== Required task ==
Can you copy out every line of the material below unchanged, leaving out the pictures?

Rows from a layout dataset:
────────────────

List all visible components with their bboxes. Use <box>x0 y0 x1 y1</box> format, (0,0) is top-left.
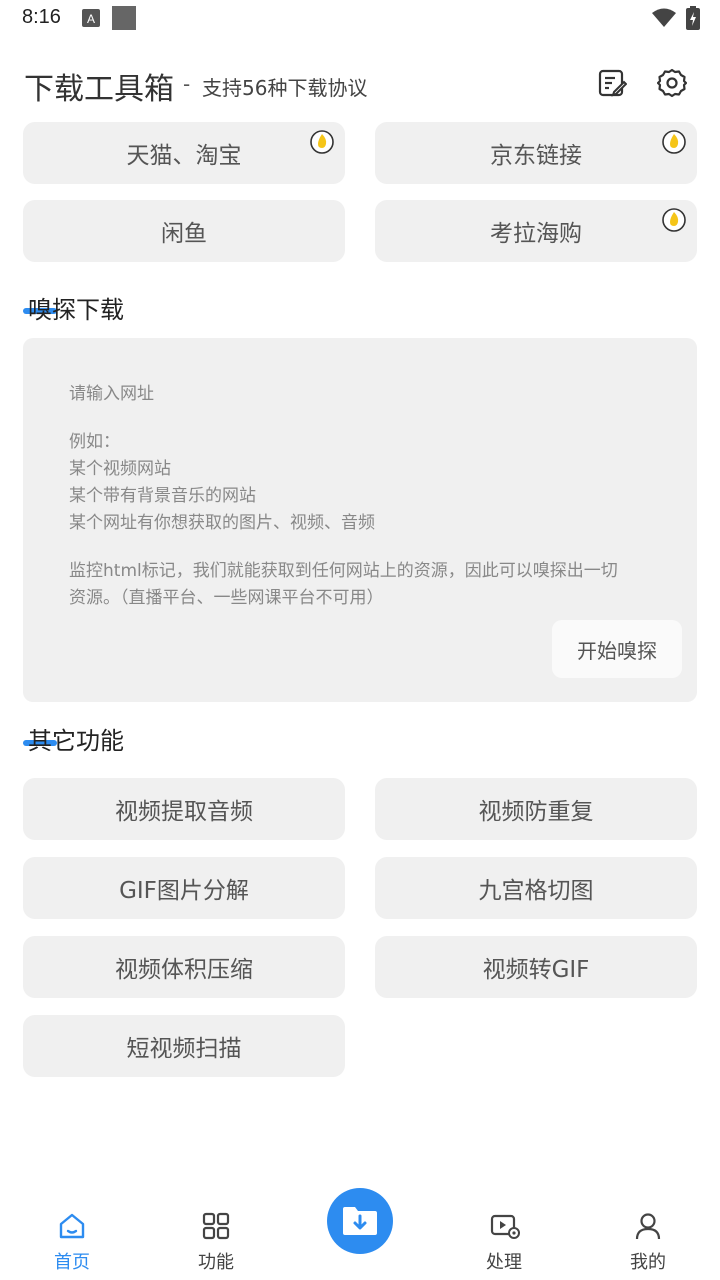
nav-label: 功能 <box>198 1252 234 1273</box>
button-label: 考拉海购 <box>490 221 582 247</box>
status-time: 8:16 <box>22 6 61 28</box>
extract-audio-button[interactable]: 视频提取音频 <box>23 778 345 840</box>
video-to-gif-button[interactable]: 视频转GIF <box>375 936 697 998</box>
app-title: 下载工具箱 <box>24 72 174 107</box>
button-label: 视频提取音频 <box>115 799 253 825</box>
button-label: 京东链接 <box>490 143 582 169</box>
video-compress-button[interactable]: 视频体积压缩 <box>23 936 345 998</box>
download-fab[interactable] <box>327 1188 393 1254</box>
grid-icon <box>202 1212 230 1240</box>
button-label: 视频转GIF <box>482 957 590 983</box>
other-section-title: 其它功能 <box>28 727 124 755</box>
video-dedup-button[interactable]: 视频防重复 <box>375 778 697 840</box>
nav-home[interactable]: 首页 <box>22 1190 122 1280</box>
nine-grid-cut-button[interactable]: 九宫格切图 <box>375 857 697 919</box>
notification-square-icon <box>112 6 136 30</box>
app-header: 下载工具箱 - 支持56种下载协议 <box>0 54 720 114</box>
nav-functions[interactable]: 功能 <box>166 1190 266 1280</box>
hot-badge-icon <box>310 130 334 154</box>
app-subtitle: 支持56种下载协议 <box>202 76 368 100</box>
example-item: 某个网址有你想获取的图片、视频、音频 <box>69 513 375 533</box>
short-video-scan-button[interactable]: 短视频扫描 <box>23 1015 345 1077</box>
title-separator: - <box>183 72 191 96</box>
xianyu-button[interactable]: 闲鱼 <box>23 200 345 262</box>
jd-link-button[interactable]: 京东链接 <box>375 122 697 184</box>
button-label: 视频防重复 <box>478 799 594 825</box>
settings-icon[interactable] <box>657 68 687 98</box>
bottom-nav: 首页 功能 处理 我的 <box>0 1188 720 1280</box>
keyboard-a-icon: A <box>82 9 100 27</box>
button-label: GIF图片分解 <box>119 878 249 904</box>
button-label: 短视频扫描 <box>126 1036 242 1062</box>
nav-profile[interactable]: 我的 <box>598 1190 698 1280</box>
sniff-section-title: 嗅探下载 <box>28 296 124 324</box>
nav-process[interactable]: 处理 <box>454 1190 554 1280</box>
button-label: 视频体积压缩 <box>115 957 253 983</box>
hot-badge-icon <box>662 130 686 154</box>
nav-label: 首页 <box>54 1252 90 1273</box>
example-item: 某个带有背景音乐的网站 <box>69 486 256 506</box>
button-label: 天猫、淘宝 <box>126 143 242 169</box>
home-icon <box>59 1213 85 1239</box>
start-sniff-button[interactable]: 开始嗅探 <box>552 620 682 678</box>
taobao-tmall-button[interactable]: 天猫、淘宝 <box>23 122 345 184</box>
nav-label: 我的 <box>630 1252 666 1273</box>
status-bar: 8:16 A <box>0 0 720 40</box>
sniff-url-input[interactable]: 请输入网址 例如： 某个视频网站 某个带有背景音乐的网站 某个网址有你想获取的图… <box>23 338 697 702</box>
url-placeholder: 请输入网址 <box>69 384 154 404</box>
download-folder-icon <box>343 1207 377 1235</box>
edit-note-icon[interactable] <box>597 68 627 98</box>
svg-text:A: A <box>87 12 95 26</box>
sniff-note: 资源。（直播平台、一些网课平台不可用） <box>69 588 384 608</box>
example-heading: 例如： <box>69 432 120 452</box>
button-label: 九宫格切图 <box>478 878 594 904</box>
kaola-button[interactable]: 考拉海购 <box>375 200 697 262</box>
video-process-icon <box>490 1214 520 1239</box>
wifi-icon <box>652 8 676 27</box>
nav-label: 处理 <box>486 1252 522 1273</box>
profile-icon <box>635 1213 661 1240</box>
gif-split-button[interactable]: GIF图片分解 <box>23 857 345 919</box>
button-label: 闲鱼 <box>161 221 207 247</box>
battery-icon <box>686 6 700 30</box>
example-item: 某个视频网站 <box>69 459 171 479</box>
hot-badge-icon <box>662 208 686 232</box>
sniff-note: 监控html标记，我们就能获取到任何网站上的资源，因此可以嗅探出一切 <box>69 561 618 581</box>
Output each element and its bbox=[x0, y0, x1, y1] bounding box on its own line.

────────────────

== Exercise response ==
List all visible components with their bboxes. Use <box>x0 y0 x1 y1</box> format, (0,0) is top-left.
nav-label: 功能 <box>198 1252 234 1273</box>
button-label: 考拉海购 <box>490 221 582 247</box>
status-time: 8:16 <box>22 6 61 28</box>
extract-audio-button[interactable]: 视频提取音频 <box>23 778 345 840</box>
video-to-gif-button[interactable]: 视频转GIF <box>375 936 697 998</box>
app-title: 下载工具箱 <box>24 72 174 107</box>
button-label: 视频提取音频 <box>115 799 253 825</box>
button-label: 京东链接 <box>490 143 582 169</box>
video-compress-button[interactable]: 视频体积压缩 <box>23 936 345 998</box>
download-fab[interactable] <box>327 1188 393 1254</box>
grid-icon <box>202 1212 230 1240</box>
button-label: 视频转GIF <box>482 957 590 983</box>
other-section-title: 其它功能 <box>28 727 124 755</box>
video-dedup-button[interactable]: 视频防重复 <box>375 778 697 840</box>
nav-home[interactable]: 首页 <box>22 1190 122 1280</box>
nine-grid-cut-button[interactable]: 九宫格切图 <box>375 857 697 919</box>
notification-square-icon <box>112 6 136 30</box>
app-header: 下载工具箱 - 支持56种下载协议 <box>0 54 720 114</box>
nav-functions[interactable]: 功能 <box>166 1190 266 1280</box>
hot-badge-icon <box>310 130 334 154</box>
app-subtitle: 支持56种下载协议 <box>202 76 368 100</box>
example-item: 某个网址有你想获取的图片、视频、音频 <box>69 513 375 533</box>
short-video-scan-button[interactable]: 短视频扫描 <box>23 1015 345 1077</box>
title-separator: - <box>183 72 191 96</box>
xianyu-button[interactable]: 闲鱼 <box>23 200 345 262</box>
jd-link-button[interactable]: 京东链接 <box>375 122 697 184</box>
button-label: 视频防重复 <box>478 799 594 825</box>
settings-icon[interactable] <box>657 68 687 98</box>
bottom-nav: 首页 功能 处理 我的 <box>0 1188 720 1280</box>
keyboard-a-icon: A <box>82 9 100 27</box>
button-label: GIF图片分解 <box>119 878 249 904</box>
button-label: 短视频扫描 <box>126 1036 242 1062</box>
nav-profile[interactable]: 我的 <box>598 1190 698 1280</box>
sniff-section-title: 嗅探下载 <box>28 296 124 324</box>
nav-process[interactable]: 处理 <box>454 1190 554 1280</box>
button-label: 视频体积压缩 <box>115 957 253 983</box>
hot-badge-icon <box>662 130 686 154</box>
nav-label: 首页 <box>54 1252 90 1273</box>
example-item: 某个带有背景音乐的网站 <box>69 486 256 506</box>
button-label: 天猫、淘宝 <box>126 143 242 169</box>
home-icon <box>59 1213 85 1239</box>
start-sniff-button[interactable]: 开始嗅探 <box>552 620 682 678</box>
taobao-tmall-button[interactable]: 天猫、淘宝 <box>23 122 345 184</box>
nav-label: 我的 <box>630 1252 666 1273</box>
status-bar: 8:16 A <box>0 0 720 40</box>
sniff-url-input[interactable]: 请输入网址 例如： 某个视频网站 某个带有背景音乐的网站 某个网址有你想获取的图… <box>23 338 697 702</box>
url-placeholder: 请输入网址 <box>69 384 154 404</box>
download-folder-icon <box>343 1207 377 1235</box>
edit-note-icon[interactable] <box>597 68 627 98</box>
svg-text:A: A <box>87 12 95 26</box>
sniff-note: 资源。（直播平台、一些网课平台不可用） <box>69 588 384 608</box>
example-heading: 例如： <box>69 432 120 452</box>
button-label: 九宫格切图 <box>478 878 594 904</box>
kaola-button[interactable]: 考拉海购 <box>375 200 697 262</box>
video-process-icon <box>490 1214 520 1239</box>
wifi-icon <box>652 8 676 27</box>
nav-label: 处理 <box>486 1252 522 1273</box>
profile-icon <box>635 1213 661 1240</box>
gif-split-button[interactable]: GIF图片分解 <box>23 857 345 919</box>
button-label: 闲鱼 <box>161 221 207 247</box>
battery-icon <box>686 6 700 30</box>
example-item: 某个视频网站 <box>69 459 171 479</box>
hot-badge-icon <box>662 208 686 232</box>
sniff-note: 监控html标记，我们就能获取到任何网站上的资源，因此可以嗅探出一切 <box>69 561 618 581</box>
Output each element and its bbox=[x0, y0, x1, y1] bounding box on its own line.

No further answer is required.